Transcribe the material word for word, but without the images.
◇ ◇ ◇ ◇ ◇
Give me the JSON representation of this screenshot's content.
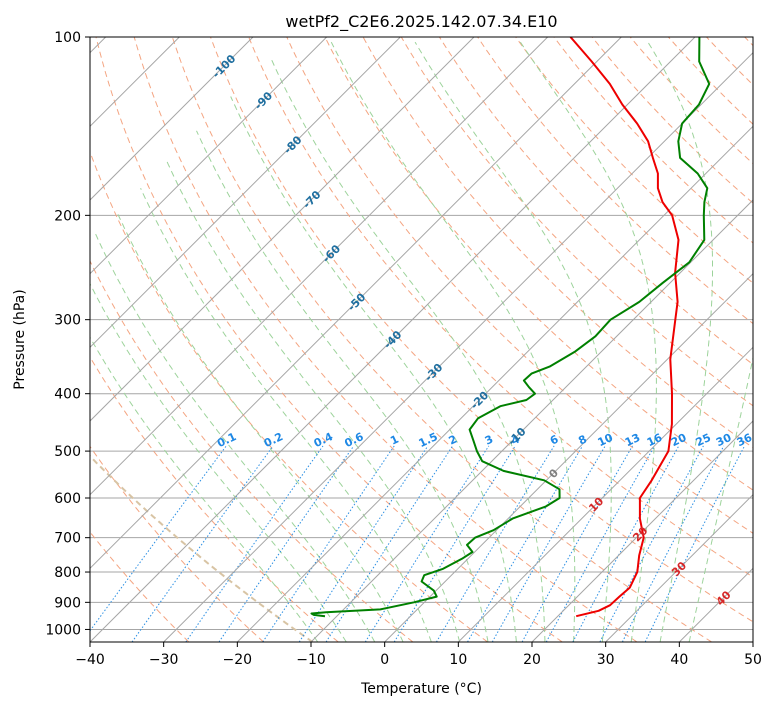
{
  "chart_data": {
    "type": "line",
    "title": "wetPf2_C2E6.2025.142.07.34.E10",
    "xlabel": "Temperature (°C)",
    "ylabel": "Pressure (hPa)",
    "x_range": [
      -40,
      50
    ],
    "p_range": [
      1050,
      100
    ],
    "log_pressure_axis": true,
    "skew": "skew-T log-P diagram",
    "grid": true,
    "x_ticks": [
      -40,
      -30,
      -20,
      -10,
      0,
      10,
      20,
      30,
      40,
      50
    ],
    "x_tick_labels": [
      "−40",
      "−30",
      "−20",
      "−10",
      "0",
      "10",
      "20",
      "30",
      "40",
      "50"
    ],
    "p_ticks": [
      100,
      200,
      300,
      400,
      500,
      600,
      700,
      800,
      900,
      1000
    ],
    "p_tick_labels": [
      "100",
      "200",
      "300",
      "400",
      "500",
      "600",
      "700",
      "800",
      "900",
      "1000"
    ],
    "isotherm_labels": {
      "color": "#1f6fa0",
      "items": [
        {
          "text": "-100",
          "p": 112
        },
        {
          "text": "-90",
          "p": 128
        },
        {
          "text": "-80",
          "p": 152
        },
        {
          "text": "-70",
          "p": 188
        },
        {
          "text": "-60",
          "p": 232
        },
        {
          "text": "-50",
          "p": 280
        },
        {
          "text": "-40",
          "p": 324
        },
        {
          "text": "-30",
          "p": 368
        },
        {
          "text": "-20",
          "p": 410
        },
        {
          "text": "-10",
          "p": 472
        },
        {
          "text": "0",
          "p": 545,
          "color": "#7f7f7f"
        },
        {
          "text": "10",
          "p": 615,
          "color": "#d62728"
        },
        {
          "text": "20",
          "p": 690,
          "color": "#d62728"
        },
        {
          "text": "30",
          "p": 790,
          "color": "#d62728"
        },
        {
          "text": "40",
          "p": 885,
          "color": "#d62728"
        }
      ]
    },
    "mixing_ratio_labels": {
      "color": "#1e88e5",
      "p": 485,
      "items": [
        "0.1",
        "0.2",
        "0.4",
        "0.6",
        "1",
        "1.5",
        "2",
        "3",
        "4",
        "6",
        "8",
        "10",
        "13",
        "16",
        "20",
        "25",
        "30",
        "36"
      ]
    },
    "series": [
      {
        "name": "",
        "color": "#ee0000",
        "points": [
          {
            "p": 950,
            "t": 22.5
          },
          {
            "p": 930,
            "t": 24.8
          },
          {
            "p": 910,
            "t": 25.6
          },
          {
            "p": 880,
            "t": 25.7
          },
          {
            "p": 850,
            "t": 25.9
          },
          {
            "p": 800,
            "t": 24.8
          },
          {
            "p": 750,
            "t": 22.8
          },
          {
            "p": 700,
            "t": 21.0
          },
          {
            "p": 650,
            "t": 17.9
          },
          {
            "p": 600,
            "t": 15.1
          },
          {
            "p": 560,
            "t": 14.3
          },
          {
            "p": 500,
            "t": 12.6
          },
          {
            "p": 450,
            "t": 9.4
          },
          {
            "p": 400,
            "t": 5.3
          },
          {
            "p": 350,
            "t": 0.4
          },
          {
            "p": 300,
            "t": -4.3
          },
          {
            "p": 280,
            "t": -6.4
          },
          {
            "p": 250,
            "t": -10.7
          },
          {
            "p": 220,
            "t": -14.7
          },
          {
            "p": 200,
            "t": -18.9
          },
          {
            "p": 190,
            "t": -22.0
          },
          {
            "p": 180,
            "t": -24.5
          },
          {
            "p": 170,
            "t": -26.5
          },
          {
            "p": 160,
            "t": -29.3
          },
          {
            "p": 150,
            "t": -32.2
          },
          {
            "p": 140,
            "t": -36.1
          },
          {
            "p": 130,
            "t": -40.7
          },
          {
            "p": 120,
            "t": -45.2
          },
          {
            "p": 110,
            "t": -50.7
          },
          {
            "p": 100,
            "t": -56.9
          }
        ]
      },
      {
        "name": "",
        "color": "#008000",
        "points": [
          {
            "p": 950,
            "t": -11.6
          },
          {
            "p": 945,
            "t": -13.3
          },
          {
            "p": 940,
            "t": -13.8
          },
          {
            "p": 935,
            "t": -12.0
          },
          {
            "p": 925,
            "t": -5.0
          },
          {
            "p": 900,
            "t": -1.4
          },
          {
            "p": 880,
            "t": 0.9
          },
          {
            "p": 860,
            "t": -0.3
          },
          {
            "p": 830,
            "t": -3.2
          },
          {
            "p": 810,
            "t": -3.7
          },
          {
            "p": 790,
            "t": -2.0
          },
          {
            "p": 760,
            "t": -0.8
          },
          {
            "p": 740,
            "t": -0.3
          },
          {
            "p": 720,
            "t": -2.0
          },
          {
            "p": 700,
            "t": -1.9
          },
          {
            "p": 680,
            "t": -0.4
          },
          {
            "p": 650,
            "t": 0.6
          },
          {
            "p": 620,
            "t": 3.5
          },
          {
            "p": 600,
            "t": 4.2
          },
          {
            "p": 580,
            "t": 3.0
          },
          {
            "p": 560,
            "t": -0.3
          },
          {
            "p": 540,
            "t": -7.1
          },
          {
            "p": 520,
            "t": -11.3
          },
          {
            "p": 500,
            "t": -13.4
          },
          {
            "p": 480,
            "t": -15.3
          },
          {
            "p": 460,
            "t": -17.3
          },
          {
            "p": 440,
            "t": -17.7
          },
          {
            "p": 420,
            "t": -16.3
          },
          {
            "p": 410,
            "t": -13.6
          },
          {
            "p": 400,
            "t": -13.3
          },
          {
            "p": 390,
            "t": -15.0
          },
          {
            "p": 380,
            "t": -16.6
          },
          {
            "p": 370,
            "t": -16.5
          },
          {
            "p": 360,
            "t": -15.0
          },
          {
            "p": 340,
            "t": -13.6
          },
          {
            "p": 320,
            "t": -12.9
          },
          {
            "p": 300,
            "t": -13.1
          },
          {
            "p": 280,
            "t": -11.6
          },
          {
            "p": 260,
            "t": -11.0
          },
          {
            "p": 240,
            "t": -10.2
          },
          {
            "p": 220,
            "t": -11.2
          },
          {
            "p": 200,
            "t": -14.6
          },
          {
            "p": 190,
            "t": -16.3
          },
          {
            "p": 180,
            "t": -17.8
          },
          {
            "p": 170,
            "t": -21.1
          },
          {
            "p": 160,
            "t": -25.6
          },
          {
            "p": 150,
            "t": -28.1
          },
          {
            "p": 140,
            "t": -30.0
          },
          {
            "p": 130,
            "t": -30.3
          },
          {
            "p": 120,
            "t": -31.7
          },
          {
            "p": 110,
            "t": -36.1
          },
          {
            "p": 100,
            "t": -39.4
          }
        ]
      }
    ],
    "background_line_colors": {
      "isotherm": "#a6a6a6",
      "dry_adiabat": "#f4a582",
      "moist_adiabat": "#9dd39b",
      "mixing_ratio": "#2b8fe3",
      "freezing": "#d8c4a4"
    }
  }
}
◇ ◇ ◇ ◇ ◇
COMPLETE ANSWER:
Give me the JSON representation of this screenshot's content.
{
  "chart_data": {
    "type": "line",
    "title": "wetPf2_C2E6.2025.142.07.34.E10",
    "xlabel": "Temperature (°C)",
    "ylabel": "Pressure (hPa)",
    "x_range": [
      -40,
      50
    ],
    "p_range": [
      1050,
      100
    ],
    "log_pressure_axis": true,
    "skew": "skew-T log-P diagram",
    "grid": true,
    "x_ticks": [
      -40,
      -30,
      -20,
      -10,
      0,
      10,
      20,
      30,
      40,
      50
    ],
    "x_tick_labels": [
      "−40",
      "−30",
      "−20",
      "−10",
      "0",
      "10",
      "20",
      "30",
      "40",
      "50"
    ],
    "p_ticks": [
      100,
      200,
      300,
      400,
      500,
      600,
      700,
      800,
      900,
      1000
    ],
    "p_tick_labels": [
      "100",
      "200",
      "300",
      "400",
      "500",
      "600",
      "700",
      "800",
      "900",
      "1000"
    ],
    "isotherm_labels": {
      "color": "#1f6fa0",
      "items": [
        {
          "text": "-100",
          "p": 112
        },
        {
          "text": "-90",
          "p": 128
        },
        {
          "text": "-80",
          "p": 152
        },
        {
          "text": "-70",
          "p": 188
        },
        {
          "text": "-60",
          "p": 232
        },
        {
          "text": "-50",
          "p": 280
        },
        {
          "text": "-40",
          "p": 324
        },
        {
          "text": "-30",
          "p": 368
        },
        {
          "text": "-20",
          "p": 410
        },
        {
          "text": "-10",
          "p": 472
        },
        {
          "text": "0",
          "p": 545,
          "color": "#7f7f7f"
        },
        {
          "text": "10",
          "p": 615,
          "color": "#d62728"
        },
        {
          "text": "20",
          "p": 690,
          "color": "#d62728"
        },
        {
          "text": "30",
          "p": 790,
          "color": "#d62728"
        },
        {
          "text": "40",
          "p": 885,
          "color": "#d62728"
        }
      ]
    },
    "mixing_ratio_labels": {
      "color": "#1e88e5",
      "p": 485,
      "items": [
        "0.1",
        "0.2",
        "0.4",
        "0.6",
        "1",
        "1.5",
        "2",
        "3",
        "4",
        "6",
        "8",
        "10",
        "13",
        "16",
        "20",
        "25",
        "30",
        "36"
      ]
    },
    "series": [
      {
        "name": "",
        "color": "#ee0000",
        "points": [
          {
            "p": 950,
            "t": 22.5
          },
          {
            "p": 930,
            "t": 24.8
          },
          {
            "p": 910,
            "t": 25.6
          },
          {
            "p": 880,
            "t": 25.7
          },
          {
            "p": 850,
            "t": 25.9
          },
          {
            "p": 800,
            "t": 24.8
          },
          {
            "p": 750,
            "t": 22.8
          },
          {
            "p": 700,
            "t": 21.0
          },
          {
            "p": 650,
            "t": 17.9
          },
          {
            "p": 600,
            "t": 15.1
          },
          {
            "p": 560,
            "t": 14.3
          },
          {
            "p": 500,
            "t": 12.6
          },
          {
            "p": 450,
            "t": 9.4
          },
          {
            "p": 400,
            "t": 5.3
          },
          {
            "p": 350,
            "t": 0.4
          },
          {
            "p": 300,
            "t": -4.3
          },
          {
            "p": 280,
            "t": -6.4
          },
          {
            "p": 250,
            "t": -10.7
          },
          {
            "p": 220,
            "t": -14.7
          },
          {
            "p": 200,
            "t": -18.9
          },
          {
            "p": 190,
            "t": -22.0
          },
          {
            "p": 180,
            "t": -24.5
          },
          {
            "p": 170,
            "t": -26.5
          },
          {
            "p": 160,
            "t": -29.3
          },
          {
            "p": 150,
            "t": -32.2
          },
          {
            "p": 140,
            "t": -36.1
          },
          {
            "p": 130,
            "t": -40.7
          },
          {
            "p": 120,
            "t": -45.2
          },
          {
            "p": 110,
            "t": -50.7
          },
          {
            "p": 100,
            "t": -56.9
          }
        ]
      },
      {
        "name": "",
        "color": "#008000",
        "points": [
          {
            "p": 950,
            "t": -11.6
          },
          {
            "p": 945,
            "t": -13.3
          },
          {
            "p": 940,
            "t": -13.8
          },
          {
            "p": 935,
            "t": -12.0
          },
          {
            "p": 925,
            "t": -5.0
          },
          {
            "p": 900,
            "t": -1.4
          },
          {
            "p": 880,
            "t": 0.9
          },
          {
            "p": 860,
            "t": -0.3
          },
          {
            "p": 830,
            "t": -3.2
          },
          {
            "p": 810,
            "t": -3.7
          },
          {
            "p": 790,
            "t": -2.0
          },
          {
            "p": 760,
            "t": -0.8
          },
          {
            "p": 740,
            "t": -0.3
          },
          {
            "p": 720,
            "t": -2.0
          },
          {
            "p": 700,
            "t": -1.9
          },
          {
            "p": 680,
            "t": -0.4
          },
          {
            "p": 650,
            "t": 0.6
          },
          {
            "p": 620,
            "t": 3.5
          },
          {
            "p": 600,
            "t": 4.2
          },
          {
            "p": 580,
            "t": 3.0
          },
          {
            "p": 560,
            "t": -0.3
          },
          {
            "p": 540,
            "t": -7.1
          },
          {
            "p": 520,
            "t": -11.3
          },
          {
            "p": 500,
            "t": -13.4
          },
          {
            "p": 480,
            "t": -15.3
          },
          {
            "p": 460,
            "t": -17.3
          },
          {
            "p": 440,
            "t": -17.7
          },
          {
            "p": 420,
            "t": -16.3
          },
          {
            "p": 410,
            "t": -13.6
          },
          {
            "p": 400,
            "t": -13.3
          },
          {
            "p": 390,
            "t": -15.0
          },
          {
            "p": 380,
            "t": -16.6
          },
          {
            "p": 370,
            "t": -16.5
          },
          {
            "p": 360,
            "t": -15.0
          },
          {
            "p": 340,
            "t": -13.6
          },
          {
            "p": 320,
            "t": -12.9
          },
          {
            "p": 300,
            "t": -13.1
          },
          {
            "p": 280,
            "t": -11.6
          },
          {
            "p": 260,
            "t": -11.0
          },
          {
            "p": 240,
            "t": -10.2
          },
          {
            "p": 220,
            "t": -11.2
          },
          {
            "p": 200,
            "t": -14.6
          },
          {
            "p": 190,
            "t": -16.3
          },
          {
            "p": 180,
            "t": -17.8
          },
          {
            "p": 170,
            "t": -21.1
          },
          {
            "p": 160,
            "t": -25.6
          },
          {
            "p": 150,
            "t": -28.1
          },
          {
            "p": 140,
            "t": -30.0
          },
          {
            "p": 130,
            "t": -30.3
          },
          {
            "p": 120,
            "t": -31.7
          },
          {
            "p": 110,
            "t": -36.1
          },
          {
            "p": 100,
            "t": -39.4
          }
        ]
      }
    ],
    "background_line_colors": {
      "isotherm": "#a6a6a6",
      "dry_adiabat": "#f4a582",
      "moist_adiabat": "#9dd39b",
      "mixing_ratio": "#2b8fe3",
      "freezing": "#d8c4a4"
    }
  }
}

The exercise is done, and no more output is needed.